SUPPLIED MATERIAL.
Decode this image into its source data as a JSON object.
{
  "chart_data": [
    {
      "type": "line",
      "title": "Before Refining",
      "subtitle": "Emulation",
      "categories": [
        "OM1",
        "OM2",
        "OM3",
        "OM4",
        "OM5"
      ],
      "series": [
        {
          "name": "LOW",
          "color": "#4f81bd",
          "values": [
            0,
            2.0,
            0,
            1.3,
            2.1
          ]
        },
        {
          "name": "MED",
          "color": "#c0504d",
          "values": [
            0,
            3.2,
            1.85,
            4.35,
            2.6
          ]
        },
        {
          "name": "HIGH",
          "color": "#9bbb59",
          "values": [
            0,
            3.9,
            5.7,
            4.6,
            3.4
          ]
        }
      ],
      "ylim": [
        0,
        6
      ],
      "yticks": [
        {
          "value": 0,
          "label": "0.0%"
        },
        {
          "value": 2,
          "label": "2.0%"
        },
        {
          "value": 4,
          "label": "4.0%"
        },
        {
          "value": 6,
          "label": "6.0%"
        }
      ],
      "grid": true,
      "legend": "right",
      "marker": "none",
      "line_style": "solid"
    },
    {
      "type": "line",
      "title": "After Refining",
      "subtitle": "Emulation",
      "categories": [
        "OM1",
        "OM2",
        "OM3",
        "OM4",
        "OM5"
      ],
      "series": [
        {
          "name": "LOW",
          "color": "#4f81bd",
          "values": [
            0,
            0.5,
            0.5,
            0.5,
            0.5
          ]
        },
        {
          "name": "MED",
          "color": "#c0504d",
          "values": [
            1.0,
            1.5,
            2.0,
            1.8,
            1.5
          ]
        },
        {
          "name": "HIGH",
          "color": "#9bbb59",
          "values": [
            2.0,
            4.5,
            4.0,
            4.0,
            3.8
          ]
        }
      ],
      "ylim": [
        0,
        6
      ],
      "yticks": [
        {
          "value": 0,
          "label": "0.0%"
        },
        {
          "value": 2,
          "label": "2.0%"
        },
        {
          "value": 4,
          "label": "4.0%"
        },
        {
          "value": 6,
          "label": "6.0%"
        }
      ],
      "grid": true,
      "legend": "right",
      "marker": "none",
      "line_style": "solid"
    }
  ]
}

* * *

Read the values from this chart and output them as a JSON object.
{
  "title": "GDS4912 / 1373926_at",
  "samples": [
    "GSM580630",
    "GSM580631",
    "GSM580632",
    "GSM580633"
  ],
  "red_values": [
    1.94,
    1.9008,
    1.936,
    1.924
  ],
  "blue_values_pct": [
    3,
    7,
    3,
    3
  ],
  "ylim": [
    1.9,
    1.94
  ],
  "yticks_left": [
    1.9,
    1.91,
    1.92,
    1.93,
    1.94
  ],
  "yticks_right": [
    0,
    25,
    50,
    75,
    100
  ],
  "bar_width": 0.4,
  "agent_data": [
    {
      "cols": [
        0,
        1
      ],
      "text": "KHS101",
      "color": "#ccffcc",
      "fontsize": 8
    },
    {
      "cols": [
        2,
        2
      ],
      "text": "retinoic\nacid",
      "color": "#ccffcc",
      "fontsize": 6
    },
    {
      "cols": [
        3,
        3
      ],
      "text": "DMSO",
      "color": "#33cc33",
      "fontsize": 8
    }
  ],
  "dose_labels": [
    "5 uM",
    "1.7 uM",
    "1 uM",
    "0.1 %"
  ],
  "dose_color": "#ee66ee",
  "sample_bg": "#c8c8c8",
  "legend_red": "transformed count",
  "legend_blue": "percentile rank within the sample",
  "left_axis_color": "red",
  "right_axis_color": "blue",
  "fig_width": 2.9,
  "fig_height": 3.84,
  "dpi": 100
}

--

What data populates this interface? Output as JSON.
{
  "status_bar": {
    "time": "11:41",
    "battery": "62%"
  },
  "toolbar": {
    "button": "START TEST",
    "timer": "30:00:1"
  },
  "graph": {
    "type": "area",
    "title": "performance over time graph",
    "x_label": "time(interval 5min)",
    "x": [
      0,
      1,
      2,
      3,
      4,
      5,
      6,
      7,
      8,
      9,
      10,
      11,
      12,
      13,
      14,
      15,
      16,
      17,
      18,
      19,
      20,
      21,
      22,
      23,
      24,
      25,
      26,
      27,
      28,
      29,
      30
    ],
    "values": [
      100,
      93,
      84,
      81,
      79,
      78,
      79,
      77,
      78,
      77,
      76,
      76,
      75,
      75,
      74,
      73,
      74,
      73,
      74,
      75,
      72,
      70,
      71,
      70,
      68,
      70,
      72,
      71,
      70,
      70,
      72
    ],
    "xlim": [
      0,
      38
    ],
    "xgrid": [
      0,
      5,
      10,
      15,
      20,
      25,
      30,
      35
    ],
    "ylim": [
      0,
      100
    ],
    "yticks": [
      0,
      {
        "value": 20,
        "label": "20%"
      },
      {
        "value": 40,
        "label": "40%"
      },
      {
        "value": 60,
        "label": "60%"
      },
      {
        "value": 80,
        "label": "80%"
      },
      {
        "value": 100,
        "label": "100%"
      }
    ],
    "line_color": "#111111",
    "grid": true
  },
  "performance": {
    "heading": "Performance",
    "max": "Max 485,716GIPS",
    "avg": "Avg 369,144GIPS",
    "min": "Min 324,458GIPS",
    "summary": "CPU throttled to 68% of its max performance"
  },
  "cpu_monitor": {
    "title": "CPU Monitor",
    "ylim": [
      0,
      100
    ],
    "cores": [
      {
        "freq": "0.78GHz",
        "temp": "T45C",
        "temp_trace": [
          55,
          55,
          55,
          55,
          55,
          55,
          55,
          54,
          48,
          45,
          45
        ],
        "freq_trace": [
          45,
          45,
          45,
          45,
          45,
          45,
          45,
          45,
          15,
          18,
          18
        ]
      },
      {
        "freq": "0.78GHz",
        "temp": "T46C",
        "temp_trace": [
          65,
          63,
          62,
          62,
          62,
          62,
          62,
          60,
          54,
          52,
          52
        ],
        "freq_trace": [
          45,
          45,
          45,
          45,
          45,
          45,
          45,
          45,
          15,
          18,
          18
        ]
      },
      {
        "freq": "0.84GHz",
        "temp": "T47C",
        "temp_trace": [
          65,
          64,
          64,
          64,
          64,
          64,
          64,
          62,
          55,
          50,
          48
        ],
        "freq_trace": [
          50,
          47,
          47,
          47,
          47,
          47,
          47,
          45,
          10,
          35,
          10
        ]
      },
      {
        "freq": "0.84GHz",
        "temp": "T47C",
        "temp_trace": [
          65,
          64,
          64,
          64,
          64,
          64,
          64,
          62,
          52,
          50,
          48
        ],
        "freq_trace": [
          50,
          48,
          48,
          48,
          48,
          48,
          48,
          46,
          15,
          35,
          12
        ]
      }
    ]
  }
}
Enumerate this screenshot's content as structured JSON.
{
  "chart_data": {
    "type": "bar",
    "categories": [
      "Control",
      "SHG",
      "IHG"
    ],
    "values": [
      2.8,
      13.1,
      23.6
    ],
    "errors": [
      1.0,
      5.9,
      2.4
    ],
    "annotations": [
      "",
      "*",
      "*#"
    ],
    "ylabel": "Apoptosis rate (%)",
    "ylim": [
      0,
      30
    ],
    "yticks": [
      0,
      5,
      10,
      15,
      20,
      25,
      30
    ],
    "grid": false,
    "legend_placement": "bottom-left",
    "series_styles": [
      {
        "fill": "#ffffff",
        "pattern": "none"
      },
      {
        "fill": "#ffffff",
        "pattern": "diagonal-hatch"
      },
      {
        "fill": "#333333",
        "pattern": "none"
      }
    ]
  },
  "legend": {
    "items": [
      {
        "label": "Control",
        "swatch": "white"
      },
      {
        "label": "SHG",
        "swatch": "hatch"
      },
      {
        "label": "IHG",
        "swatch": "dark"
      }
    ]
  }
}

YOUR OBJECTIVE. Scan the records above for the string "JSON", then report every line that contains it.

FINISHED ANSWER.
Decode this image into its source data as a JSON object.
Read the values from this chart and output them as a JSON object.
What data populates this interface? Output as JSON.
Enumerate this screenshot's content as structured JSON.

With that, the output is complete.